Directions ::
Go through the listing and return every line with "true" in it.
-- START --
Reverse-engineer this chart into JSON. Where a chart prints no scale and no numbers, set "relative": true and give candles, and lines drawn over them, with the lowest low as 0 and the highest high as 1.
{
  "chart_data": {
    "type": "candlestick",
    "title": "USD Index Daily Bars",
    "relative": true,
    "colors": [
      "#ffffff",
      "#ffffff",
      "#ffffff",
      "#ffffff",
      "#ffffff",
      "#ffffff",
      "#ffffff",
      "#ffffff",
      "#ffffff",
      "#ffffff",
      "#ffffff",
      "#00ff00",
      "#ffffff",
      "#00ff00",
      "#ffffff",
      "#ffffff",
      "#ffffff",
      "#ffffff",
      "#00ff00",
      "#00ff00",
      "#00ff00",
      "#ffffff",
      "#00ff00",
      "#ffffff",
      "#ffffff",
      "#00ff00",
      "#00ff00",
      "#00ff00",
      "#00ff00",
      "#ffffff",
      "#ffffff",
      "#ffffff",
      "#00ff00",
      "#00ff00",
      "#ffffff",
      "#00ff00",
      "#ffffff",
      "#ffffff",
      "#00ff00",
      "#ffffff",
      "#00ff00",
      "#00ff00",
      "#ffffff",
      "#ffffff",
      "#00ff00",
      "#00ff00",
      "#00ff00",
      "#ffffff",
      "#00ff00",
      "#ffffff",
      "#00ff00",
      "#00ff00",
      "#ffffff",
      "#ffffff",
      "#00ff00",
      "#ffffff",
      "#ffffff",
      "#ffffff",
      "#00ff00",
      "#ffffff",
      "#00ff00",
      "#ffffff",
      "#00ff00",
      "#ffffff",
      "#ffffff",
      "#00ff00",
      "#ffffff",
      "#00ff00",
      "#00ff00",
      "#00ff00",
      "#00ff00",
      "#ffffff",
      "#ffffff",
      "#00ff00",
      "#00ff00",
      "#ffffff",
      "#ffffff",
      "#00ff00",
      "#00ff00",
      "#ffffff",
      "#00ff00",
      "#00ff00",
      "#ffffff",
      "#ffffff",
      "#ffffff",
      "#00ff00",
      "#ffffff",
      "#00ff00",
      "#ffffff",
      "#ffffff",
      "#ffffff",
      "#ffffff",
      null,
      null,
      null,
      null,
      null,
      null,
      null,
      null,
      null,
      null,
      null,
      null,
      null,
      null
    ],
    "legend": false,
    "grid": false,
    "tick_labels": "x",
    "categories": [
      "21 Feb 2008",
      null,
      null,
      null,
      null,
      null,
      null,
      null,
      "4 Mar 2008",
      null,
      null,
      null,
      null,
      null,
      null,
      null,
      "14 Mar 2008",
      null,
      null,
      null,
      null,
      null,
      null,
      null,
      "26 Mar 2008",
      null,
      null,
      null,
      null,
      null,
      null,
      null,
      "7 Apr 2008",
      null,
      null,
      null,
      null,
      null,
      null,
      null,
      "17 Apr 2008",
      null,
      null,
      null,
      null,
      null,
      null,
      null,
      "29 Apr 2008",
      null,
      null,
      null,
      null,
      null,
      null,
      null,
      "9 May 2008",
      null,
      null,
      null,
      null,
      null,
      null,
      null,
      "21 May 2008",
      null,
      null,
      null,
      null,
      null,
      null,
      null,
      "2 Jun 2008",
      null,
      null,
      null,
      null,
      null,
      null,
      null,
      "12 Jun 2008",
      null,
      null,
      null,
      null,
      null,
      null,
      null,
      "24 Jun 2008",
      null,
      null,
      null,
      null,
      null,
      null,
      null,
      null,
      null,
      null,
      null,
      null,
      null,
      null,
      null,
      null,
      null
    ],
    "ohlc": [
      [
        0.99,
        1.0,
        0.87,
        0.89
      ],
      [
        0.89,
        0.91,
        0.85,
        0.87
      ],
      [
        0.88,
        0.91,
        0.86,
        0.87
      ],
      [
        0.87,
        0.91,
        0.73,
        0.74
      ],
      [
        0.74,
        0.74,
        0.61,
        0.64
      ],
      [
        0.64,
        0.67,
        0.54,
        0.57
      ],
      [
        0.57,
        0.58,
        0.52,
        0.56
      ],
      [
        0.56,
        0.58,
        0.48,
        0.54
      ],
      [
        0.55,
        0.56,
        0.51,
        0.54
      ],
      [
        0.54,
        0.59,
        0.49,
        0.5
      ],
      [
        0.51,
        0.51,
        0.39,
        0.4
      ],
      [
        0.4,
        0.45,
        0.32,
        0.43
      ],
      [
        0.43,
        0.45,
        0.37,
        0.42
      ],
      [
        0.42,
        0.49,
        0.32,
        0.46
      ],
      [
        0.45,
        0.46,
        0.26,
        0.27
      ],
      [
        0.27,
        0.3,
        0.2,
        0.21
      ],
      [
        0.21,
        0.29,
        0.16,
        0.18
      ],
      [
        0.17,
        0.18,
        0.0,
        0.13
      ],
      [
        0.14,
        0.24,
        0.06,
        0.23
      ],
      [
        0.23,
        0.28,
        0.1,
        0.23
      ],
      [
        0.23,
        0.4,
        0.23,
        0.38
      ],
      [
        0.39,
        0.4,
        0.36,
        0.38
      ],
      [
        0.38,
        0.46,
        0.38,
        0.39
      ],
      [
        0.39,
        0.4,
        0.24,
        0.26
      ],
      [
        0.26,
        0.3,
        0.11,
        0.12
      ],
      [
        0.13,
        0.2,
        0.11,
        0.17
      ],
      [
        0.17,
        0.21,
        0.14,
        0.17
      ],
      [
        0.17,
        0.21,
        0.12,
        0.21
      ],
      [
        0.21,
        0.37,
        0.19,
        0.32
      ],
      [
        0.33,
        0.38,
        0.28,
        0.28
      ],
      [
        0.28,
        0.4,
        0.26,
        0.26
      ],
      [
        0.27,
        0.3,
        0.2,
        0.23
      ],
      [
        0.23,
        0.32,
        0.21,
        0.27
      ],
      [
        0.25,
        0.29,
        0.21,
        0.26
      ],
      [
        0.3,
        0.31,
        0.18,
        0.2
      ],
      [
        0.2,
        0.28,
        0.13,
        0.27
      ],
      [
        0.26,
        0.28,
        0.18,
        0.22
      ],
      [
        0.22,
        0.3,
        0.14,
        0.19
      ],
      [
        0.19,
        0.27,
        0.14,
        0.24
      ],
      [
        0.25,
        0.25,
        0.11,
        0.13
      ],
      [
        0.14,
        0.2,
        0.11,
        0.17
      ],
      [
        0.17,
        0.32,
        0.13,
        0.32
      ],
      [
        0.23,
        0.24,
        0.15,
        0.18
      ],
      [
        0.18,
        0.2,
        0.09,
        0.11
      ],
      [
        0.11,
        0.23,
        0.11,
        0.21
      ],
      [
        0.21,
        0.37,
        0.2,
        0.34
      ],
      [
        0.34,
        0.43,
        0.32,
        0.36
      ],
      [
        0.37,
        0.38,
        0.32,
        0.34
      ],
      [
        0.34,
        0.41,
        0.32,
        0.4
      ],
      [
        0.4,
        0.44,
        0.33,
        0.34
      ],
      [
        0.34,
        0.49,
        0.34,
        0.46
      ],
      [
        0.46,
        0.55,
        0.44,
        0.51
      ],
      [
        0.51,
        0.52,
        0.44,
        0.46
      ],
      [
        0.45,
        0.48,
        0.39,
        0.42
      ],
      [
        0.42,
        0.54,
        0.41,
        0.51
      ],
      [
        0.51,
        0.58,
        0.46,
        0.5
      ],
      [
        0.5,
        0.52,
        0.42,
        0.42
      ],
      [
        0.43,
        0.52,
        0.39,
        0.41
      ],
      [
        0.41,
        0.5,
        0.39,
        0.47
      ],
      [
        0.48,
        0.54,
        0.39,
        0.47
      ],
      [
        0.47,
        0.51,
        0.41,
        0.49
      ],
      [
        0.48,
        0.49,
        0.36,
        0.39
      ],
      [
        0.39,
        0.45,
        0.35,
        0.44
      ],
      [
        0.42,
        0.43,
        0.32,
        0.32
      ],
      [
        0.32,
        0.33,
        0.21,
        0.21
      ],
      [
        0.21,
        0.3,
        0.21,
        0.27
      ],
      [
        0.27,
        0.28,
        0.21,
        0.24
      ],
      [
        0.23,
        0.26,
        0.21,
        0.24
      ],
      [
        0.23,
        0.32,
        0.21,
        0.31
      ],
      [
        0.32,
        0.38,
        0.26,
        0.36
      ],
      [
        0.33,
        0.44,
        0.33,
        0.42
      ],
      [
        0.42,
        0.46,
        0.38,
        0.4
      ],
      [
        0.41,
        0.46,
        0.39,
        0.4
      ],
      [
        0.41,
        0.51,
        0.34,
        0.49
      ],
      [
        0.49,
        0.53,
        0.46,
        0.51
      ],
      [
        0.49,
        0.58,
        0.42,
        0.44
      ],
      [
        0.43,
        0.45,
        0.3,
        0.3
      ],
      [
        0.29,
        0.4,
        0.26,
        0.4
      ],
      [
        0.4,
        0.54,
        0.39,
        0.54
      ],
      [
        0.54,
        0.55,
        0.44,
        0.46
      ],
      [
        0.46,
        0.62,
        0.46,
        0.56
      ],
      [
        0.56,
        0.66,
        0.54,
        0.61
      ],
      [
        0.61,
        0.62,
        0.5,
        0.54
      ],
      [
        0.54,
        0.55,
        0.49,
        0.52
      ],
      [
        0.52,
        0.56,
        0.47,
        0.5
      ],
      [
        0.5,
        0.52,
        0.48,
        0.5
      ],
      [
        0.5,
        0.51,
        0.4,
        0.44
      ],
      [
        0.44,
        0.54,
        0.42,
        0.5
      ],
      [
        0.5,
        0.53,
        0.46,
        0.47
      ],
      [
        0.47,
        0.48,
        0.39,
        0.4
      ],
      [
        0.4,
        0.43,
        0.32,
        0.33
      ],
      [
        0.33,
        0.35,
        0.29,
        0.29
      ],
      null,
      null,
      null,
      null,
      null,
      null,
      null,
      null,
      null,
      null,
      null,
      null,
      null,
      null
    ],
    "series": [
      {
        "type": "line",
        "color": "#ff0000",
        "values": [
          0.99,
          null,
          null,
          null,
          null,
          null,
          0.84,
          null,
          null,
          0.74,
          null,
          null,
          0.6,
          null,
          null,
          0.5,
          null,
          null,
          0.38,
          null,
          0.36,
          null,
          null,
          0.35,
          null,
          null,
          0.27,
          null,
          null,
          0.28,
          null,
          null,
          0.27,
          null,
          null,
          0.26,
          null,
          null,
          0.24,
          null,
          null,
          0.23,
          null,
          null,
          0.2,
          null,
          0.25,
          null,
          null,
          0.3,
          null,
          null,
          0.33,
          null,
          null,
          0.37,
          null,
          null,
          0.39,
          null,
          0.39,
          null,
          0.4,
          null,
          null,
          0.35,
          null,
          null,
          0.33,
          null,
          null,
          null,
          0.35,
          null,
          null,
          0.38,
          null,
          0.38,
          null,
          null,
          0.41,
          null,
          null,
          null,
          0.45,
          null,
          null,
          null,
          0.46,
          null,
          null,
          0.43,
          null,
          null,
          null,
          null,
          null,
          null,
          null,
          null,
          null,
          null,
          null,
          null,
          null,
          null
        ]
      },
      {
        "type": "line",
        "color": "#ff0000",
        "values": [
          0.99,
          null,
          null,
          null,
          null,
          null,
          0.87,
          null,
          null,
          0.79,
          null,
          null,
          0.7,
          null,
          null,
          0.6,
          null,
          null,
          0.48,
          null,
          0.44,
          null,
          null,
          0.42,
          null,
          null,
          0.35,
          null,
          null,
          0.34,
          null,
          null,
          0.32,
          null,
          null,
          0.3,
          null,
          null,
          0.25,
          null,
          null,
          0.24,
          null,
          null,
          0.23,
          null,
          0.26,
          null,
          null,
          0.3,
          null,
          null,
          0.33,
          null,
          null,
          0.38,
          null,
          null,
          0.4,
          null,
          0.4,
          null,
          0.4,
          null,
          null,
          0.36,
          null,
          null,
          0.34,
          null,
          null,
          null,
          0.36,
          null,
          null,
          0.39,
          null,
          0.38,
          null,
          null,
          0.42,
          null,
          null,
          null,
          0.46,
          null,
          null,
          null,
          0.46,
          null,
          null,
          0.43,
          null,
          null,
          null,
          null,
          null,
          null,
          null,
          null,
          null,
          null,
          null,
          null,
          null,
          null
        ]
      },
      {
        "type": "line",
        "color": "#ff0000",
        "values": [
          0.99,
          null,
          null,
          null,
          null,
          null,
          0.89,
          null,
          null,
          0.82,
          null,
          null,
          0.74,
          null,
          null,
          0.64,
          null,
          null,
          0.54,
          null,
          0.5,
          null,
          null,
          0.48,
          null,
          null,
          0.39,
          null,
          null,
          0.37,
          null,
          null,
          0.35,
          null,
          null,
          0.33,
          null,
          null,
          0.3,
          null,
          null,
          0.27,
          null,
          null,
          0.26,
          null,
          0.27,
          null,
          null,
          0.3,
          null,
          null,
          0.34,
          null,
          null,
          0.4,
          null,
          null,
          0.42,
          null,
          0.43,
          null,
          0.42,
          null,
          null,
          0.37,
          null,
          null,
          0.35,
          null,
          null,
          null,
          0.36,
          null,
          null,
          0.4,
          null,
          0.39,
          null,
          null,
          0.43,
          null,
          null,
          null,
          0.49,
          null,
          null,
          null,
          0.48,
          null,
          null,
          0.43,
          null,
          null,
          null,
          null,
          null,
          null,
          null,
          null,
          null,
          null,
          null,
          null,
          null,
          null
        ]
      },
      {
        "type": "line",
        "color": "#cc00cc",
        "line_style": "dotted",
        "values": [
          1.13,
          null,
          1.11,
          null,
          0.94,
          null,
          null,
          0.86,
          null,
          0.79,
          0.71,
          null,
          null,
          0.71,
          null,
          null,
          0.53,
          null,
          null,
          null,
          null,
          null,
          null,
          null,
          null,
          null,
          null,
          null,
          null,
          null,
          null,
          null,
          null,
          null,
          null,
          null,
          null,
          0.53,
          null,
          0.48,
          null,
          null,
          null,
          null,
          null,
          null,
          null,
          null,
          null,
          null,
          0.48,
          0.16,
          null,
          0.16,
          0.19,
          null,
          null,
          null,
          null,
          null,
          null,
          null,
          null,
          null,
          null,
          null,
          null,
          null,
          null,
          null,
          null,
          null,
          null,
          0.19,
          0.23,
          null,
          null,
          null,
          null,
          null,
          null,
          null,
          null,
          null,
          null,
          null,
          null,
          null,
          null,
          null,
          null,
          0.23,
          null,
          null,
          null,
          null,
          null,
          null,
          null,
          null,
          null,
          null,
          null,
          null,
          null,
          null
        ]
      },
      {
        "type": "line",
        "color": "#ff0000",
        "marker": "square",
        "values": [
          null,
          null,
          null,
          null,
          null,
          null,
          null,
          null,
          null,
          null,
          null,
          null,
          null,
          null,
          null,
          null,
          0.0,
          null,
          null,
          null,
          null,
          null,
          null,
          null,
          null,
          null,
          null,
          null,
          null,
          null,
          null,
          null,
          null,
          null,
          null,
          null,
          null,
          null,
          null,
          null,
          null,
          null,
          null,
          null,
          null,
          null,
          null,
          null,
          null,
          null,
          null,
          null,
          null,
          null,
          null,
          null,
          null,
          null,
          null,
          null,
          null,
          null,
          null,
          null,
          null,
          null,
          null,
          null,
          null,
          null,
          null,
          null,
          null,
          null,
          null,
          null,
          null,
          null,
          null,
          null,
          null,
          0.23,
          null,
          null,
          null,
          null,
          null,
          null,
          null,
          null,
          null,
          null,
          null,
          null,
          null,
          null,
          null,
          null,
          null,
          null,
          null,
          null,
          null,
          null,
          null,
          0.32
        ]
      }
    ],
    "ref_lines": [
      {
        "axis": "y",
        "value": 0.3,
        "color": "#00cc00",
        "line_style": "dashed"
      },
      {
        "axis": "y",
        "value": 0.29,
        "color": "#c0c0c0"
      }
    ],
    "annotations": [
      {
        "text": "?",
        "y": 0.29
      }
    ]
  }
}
-- END --
Answer to the exercise ::
Reverse-engineer this chart into JSON. Where a chart prints no scale and no numbers, set "relative": true and give candles, and lines drawn over them, with the lowest low as 0 and the highest high as 1.
    "relative": true,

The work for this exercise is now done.